## DATA SECTION
# # # # # # #

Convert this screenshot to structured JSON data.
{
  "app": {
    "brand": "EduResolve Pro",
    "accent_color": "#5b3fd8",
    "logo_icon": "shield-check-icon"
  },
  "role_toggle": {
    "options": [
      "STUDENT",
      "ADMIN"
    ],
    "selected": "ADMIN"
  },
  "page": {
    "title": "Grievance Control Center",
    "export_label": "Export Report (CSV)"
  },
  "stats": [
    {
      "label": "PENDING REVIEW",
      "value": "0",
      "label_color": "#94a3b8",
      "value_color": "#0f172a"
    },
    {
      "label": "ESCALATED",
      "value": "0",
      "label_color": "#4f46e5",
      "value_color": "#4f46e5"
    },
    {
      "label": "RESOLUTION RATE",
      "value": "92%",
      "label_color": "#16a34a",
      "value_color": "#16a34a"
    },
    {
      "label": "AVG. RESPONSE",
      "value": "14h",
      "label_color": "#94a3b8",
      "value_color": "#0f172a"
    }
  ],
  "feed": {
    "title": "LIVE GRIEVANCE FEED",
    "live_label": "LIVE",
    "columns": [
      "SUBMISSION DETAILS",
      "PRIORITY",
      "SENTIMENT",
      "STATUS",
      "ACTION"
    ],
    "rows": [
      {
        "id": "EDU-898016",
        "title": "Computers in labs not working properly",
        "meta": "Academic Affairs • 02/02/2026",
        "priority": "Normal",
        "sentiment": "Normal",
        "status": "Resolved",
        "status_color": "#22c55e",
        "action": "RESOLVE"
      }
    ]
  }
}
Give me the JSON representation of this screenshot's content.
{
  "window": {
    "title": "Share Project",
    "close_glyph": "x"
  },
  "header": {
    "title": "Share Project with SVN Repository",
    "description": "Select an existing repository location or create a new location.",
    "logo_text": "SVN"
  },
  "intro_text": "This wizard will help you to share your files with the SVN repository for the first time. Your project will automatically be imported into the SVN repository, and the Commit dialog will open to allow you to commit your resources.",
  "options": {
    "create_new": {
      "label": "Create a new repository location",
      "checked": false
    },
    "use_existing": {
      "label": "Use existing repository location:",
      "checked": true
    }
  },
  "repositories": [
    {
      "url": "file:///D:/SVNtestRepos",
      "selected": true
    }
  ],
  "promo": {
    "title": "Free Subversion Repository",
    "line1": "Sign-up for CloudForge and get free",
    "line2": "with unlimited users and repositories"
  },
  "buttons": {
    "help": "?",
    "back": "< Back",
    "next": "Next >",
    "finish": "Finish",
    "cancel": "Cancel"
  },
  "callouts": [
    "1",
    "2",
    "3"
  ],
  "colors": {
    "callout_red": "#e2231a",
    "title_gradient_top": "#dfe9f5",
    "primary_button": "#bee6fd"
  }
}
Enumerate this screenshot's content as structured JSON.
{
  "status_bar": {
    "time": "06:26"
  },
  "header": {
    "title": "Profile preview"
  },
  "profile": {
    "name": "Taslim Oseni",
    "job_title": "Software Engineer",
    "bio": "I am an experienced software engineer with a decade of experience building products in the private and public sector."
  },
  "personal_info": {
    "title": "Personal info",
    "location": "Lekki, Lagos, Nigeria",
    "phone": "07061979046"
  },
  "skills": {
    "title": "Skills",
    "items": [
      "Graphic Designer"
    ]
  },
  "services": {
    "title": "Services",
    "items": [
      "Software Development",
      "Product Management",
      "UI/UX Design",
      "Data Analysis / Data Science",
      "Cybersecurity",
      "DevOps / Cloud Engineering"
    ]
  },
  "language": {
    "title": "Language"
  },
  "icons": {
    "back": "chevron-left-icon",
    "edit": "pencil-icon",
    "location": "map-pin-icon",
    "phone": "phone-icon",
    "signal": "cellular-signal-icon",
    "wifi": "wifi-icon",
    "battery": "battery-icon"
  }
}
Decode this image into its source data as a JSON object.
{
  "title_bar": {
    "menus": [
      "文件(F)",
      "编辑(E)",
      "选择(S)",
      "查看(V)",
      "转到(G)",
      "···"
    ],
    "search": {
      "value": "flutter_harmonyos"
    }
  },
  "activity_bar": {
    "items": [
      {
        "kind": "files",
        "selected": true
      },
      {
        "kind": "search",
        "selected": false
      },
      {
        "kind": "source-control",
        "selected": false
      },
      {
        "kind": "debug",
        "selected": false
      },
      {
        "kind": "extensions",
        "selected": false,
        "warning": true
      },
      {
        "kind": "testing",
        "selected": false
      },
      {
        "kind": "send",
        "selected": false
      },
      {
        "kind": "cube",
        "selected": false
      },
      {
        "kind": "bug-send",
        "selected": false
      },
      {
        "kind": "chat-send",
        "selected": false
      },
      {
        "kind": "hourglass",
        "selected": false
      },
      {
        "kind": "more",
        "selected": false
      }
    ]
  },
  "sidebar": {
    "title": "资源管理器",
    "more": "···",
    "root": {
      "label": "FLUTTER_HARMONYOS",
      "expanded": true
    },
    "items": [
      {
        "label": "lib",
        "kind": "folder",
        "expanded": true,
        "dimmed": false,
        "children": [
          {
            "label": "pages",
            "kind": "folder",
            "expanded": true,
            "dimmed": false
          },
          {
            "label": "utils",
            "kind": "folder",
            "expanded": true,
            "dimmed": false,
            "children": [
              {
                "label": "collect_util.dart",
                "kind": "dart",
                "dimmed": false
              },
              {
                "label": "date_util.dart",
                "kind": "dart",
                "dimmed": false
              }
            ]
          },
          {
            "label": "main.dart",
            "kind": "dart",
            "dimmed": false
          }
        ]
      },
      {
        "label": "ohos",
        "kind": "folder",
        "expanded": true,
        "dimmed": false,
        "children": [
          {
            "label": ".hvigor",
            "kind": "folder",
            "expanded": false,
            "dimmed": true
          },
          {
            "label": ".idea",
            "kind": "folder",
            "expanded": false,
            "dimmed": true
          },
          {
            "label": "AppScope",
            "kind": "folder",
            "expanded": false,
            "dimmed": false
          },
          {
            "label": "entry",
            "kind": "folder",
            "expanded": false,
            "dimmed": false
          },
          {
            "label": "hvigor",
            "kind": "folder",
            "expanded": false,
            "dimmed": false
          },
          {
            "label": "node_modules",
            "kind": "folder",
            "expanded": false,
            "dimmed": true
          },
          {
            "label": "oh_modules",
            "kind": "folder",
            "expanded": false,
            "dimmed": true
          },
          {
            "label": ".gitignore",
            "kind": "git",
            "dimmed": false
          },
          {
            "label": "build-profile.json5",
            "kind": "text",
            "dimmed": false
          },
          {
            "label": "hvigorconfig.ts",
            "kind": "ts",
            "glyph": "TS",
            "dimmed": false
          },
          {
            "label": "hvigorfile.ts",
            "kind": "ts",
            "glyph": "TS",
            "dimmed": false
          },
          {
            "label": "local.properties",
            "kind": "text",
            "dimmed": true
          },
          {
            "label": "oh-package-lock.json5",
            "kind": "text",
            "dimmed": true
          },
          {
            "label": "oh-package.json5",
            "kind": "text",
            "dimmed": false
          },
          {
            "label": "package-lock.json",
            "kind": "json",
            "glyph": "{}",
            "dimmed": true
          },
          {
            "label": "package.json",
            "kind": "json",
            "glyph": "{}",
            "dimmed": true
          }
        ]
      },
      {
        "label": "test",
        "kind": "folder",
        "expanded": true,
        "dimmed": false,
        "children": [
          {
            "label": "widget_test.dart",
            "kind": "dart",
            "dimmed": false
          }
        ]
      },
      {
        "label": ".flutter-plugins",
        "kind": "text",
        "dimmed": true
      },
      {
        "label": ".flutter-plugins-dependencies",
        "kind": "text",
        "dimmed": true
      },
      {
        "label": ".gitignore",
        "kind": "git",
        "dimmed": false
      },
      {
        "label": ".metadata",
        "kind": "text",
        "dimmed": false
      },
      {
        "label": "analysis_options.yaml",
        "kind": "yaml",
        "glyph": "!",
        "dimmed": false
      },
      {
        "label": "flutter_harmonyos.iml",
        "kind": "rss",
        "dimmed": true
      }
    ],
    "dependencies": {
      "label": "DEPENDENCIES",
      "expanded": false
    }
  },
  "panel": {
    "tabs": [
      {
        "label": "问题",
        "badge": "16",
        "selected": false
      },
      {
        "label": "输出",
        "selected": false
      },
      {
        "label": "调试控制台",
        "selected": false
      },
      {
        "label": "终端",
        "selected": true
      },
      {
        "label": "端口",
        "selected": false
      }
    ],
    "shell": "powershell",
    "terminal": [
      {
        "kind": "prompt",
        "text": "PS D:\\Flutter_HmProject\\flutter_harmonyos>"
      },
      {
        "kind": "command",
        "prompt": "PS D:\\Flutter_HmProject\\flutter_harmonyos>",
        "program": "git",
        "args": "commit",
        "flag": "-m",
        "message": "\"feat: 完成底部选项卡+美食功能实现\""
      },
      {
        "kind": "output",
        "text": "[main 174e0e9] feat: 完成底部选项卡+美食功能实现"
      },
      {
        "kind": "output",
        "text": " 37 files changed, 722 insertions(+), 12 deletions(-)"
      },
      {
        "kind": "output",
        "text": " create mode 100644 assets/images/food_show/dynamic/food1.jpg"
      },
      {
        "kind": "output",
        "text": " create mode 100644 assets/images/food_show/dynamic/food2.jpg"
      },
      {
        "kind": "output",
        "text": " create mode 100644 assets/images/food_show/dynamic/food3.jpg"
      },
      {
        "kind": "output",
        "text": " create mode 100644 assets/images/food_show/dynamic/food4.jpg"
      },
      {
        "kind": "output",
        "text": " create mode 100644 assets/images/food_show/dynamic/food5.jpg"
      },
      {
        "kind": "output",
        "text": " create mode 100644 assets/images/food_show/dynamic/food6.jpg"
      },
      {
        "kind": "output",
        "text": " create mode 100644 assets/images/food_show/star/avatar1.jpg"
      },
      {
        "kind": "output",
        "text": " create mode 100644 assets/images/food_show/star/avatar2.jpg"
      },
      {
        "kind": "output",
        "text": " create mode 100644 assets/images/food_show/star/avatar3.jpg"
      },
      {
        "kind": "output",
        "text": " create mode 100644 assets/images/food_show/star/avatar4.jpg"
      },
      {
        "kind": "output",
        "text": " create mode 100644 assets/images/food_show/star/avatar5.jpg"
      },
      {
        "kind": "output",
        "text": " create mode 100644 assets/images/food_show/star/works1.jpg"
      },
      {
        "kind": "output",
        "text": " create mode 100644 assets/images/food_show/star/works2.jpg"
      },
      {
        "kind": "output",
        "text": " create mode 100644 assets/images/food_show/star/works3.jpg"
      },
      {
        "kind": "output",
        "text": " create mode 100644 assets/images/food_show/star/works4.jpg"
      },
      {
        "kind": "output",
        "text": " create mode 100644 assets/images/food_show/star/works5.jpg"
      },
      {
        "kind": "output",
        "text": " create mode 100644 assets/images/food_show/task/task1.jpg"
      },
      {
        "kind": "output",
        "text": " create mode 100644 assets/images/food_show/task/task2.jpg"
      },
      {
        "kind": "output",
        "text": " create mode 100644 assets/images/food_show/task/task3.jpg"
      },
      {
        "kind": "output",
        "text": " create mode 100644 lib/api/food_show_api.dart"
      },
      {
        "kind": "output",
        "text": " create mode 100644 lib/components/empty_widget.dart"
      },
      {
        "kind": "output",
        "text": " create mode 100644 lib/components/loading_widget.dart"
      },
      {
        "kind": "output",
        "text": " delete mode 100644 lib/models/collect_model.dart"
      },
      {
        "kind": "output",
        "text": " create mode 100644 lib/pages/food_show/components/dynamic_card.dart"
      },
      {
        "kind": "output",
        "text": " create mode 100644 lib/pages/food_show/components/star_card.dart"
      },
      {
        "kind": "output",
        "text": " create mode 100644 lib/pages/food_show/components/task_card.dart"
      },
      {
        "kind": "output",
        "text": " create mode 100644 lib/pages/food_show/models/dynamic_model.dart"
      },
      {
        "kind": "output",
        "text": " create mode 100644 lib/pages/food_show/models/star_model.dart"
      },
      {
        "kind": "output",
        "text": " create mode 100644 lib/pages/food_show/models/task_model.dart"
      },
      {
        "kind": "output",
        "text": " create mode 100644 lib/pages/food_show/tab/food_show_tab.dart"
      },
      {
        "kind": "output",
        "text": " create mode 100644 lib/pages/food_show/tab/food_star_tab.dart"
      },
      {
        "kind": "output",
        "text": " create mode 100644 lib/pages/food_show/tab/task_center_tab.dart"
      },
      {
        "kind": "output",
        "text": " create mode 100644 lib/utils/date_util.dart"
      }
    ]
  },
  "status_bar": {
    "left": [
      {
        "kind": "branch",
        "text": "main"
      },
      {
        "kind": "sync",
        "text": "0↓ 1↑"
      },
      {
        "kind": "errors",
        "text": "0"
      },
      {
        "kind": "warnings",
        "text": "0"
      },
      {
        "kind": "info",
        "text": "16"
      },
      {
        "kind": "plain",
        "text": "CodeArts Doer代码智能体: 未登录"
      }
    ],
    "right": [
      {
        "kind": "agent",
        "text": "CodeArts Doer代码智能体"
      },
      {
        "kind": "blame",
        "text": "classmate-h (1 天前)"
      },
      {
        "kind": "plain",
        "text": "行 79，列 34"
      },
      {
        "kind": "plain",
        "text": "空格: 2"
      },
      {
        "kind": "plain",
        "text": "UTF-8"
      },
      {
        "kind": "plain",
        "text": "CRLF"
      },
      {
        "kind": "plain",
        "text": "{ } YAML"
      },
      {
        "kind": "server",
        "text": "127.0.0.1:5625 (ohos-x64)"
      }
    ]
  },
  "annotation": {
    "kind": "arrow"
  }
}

# # # # # # #

## TASK BRIEF
Across the material above, how many lines include the string "LIVE"? Only the number is wanted.

## TASK RESPONSE
2